Begin

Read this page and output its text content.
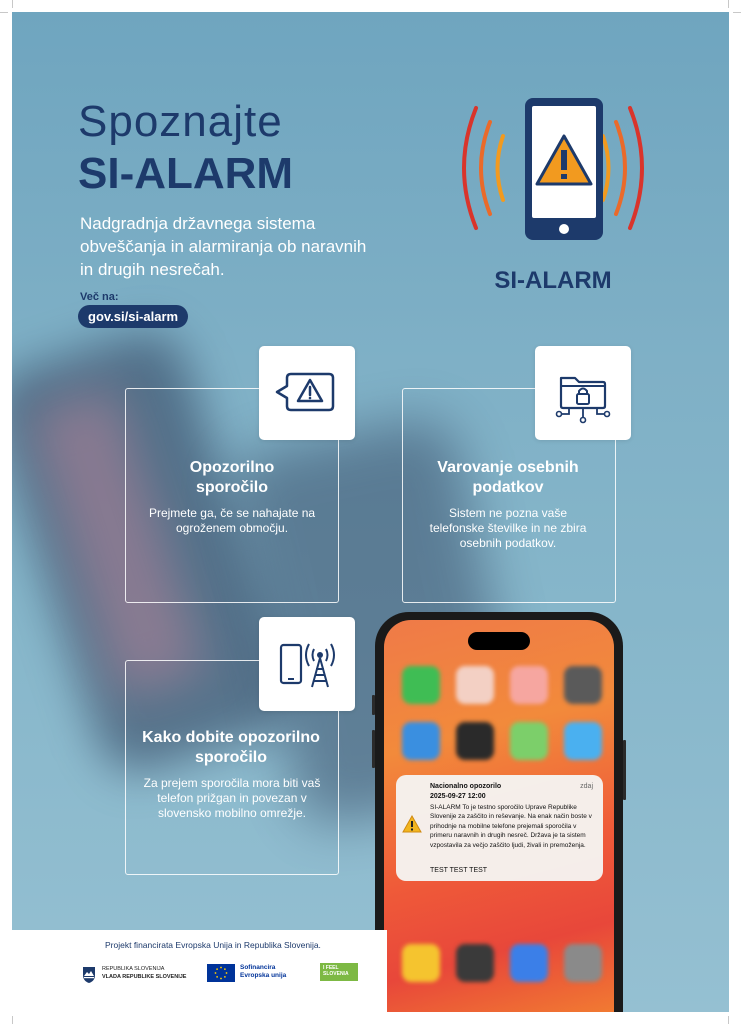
Spoznajte
SI-ALARM

Nadgradnja državnega sistema obveščanja in alarmiranja ob naravnih in drugih nesrečah.

Več na:
gov.si/si-alarm
SI-ALARM
Opozorilno sporočilo

Prejmete ga, če se nahajate na ogroženem območju.

Varovanje osebnih podatkov

Sistem ne pozna vaše telefonske številke in ne zbira osebnih podatkov.

Kako dobite opozorilno sporočilo

Za prejem sporočila mora biti vaš telefon prižgan in povezan v slovensko mobilno omrežje.

Nacionalno opozorilo
2025-09-27 12:00
zdaj

SI-ALARM To je testno sporočilo Uprave Republike Slovenije za zaščito in reševanje. Na enak način boste v prihodnje na mobilne telefone prejemali sporočila v primeru naravnih in drugih nesreč. Država je ta sistem vzpostavila za večjo zaščito ljudi, živali in premoženja.

TEST TEST TEST
Projekt financirata Evropska Unija in Republika Slovenija.
REPUBLIKA SLOVENIJA
VLADA REPUBLIKE SLOVENIJE
Sofinancira
Evropska unija
I FEEL
SLOVENIA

End

Prompt |
Return the material exactly as given, apart from the pictures.

Final result |
Read this page and output its text content.
Spoznajte
SI-ALARM

Nadgradnja državnega sistema obveščanja in alarmiranja ob naravnih in drugih nesrečah.

Več na:
gov.si/si-alarm
SI-ALARM
Opozorilno sporočilo

Prejmete ga, če se nahajate na ogroženem območju.

Varovanje osebnih podatkov

Sistem ne pozna vaše telefonske številke in ne zbira osebnih podatkov.

Kako dobite opozorilno sporočilo

Za prejem sporočila mora biti vaš telefon prižgan in povezan v slovensko mobilno omrežje.

Nacionalno opozorilo
2025-09-27 12:00
zdaj

SI-ALARM To je testno sporočilo Uprave Republike Slovenije za zaščito in reševanje. Na enak način boste v prihodnje na mobilne telefone prejemali sporočila v primeru naravnih in drugih nesreč. Država je ta sistem vzpostavila za večjo zaščito ljudi, živali in premoženja.

TEST TEST TEST
Projekt financirata Evropska Unija in Republika Slovenija.
REPUBLIKA SLOVENIJA
VLADA REPUBLIKE SLOVENIJE
Sofinancira
Evropska unija
I FEEL
SLOVENIA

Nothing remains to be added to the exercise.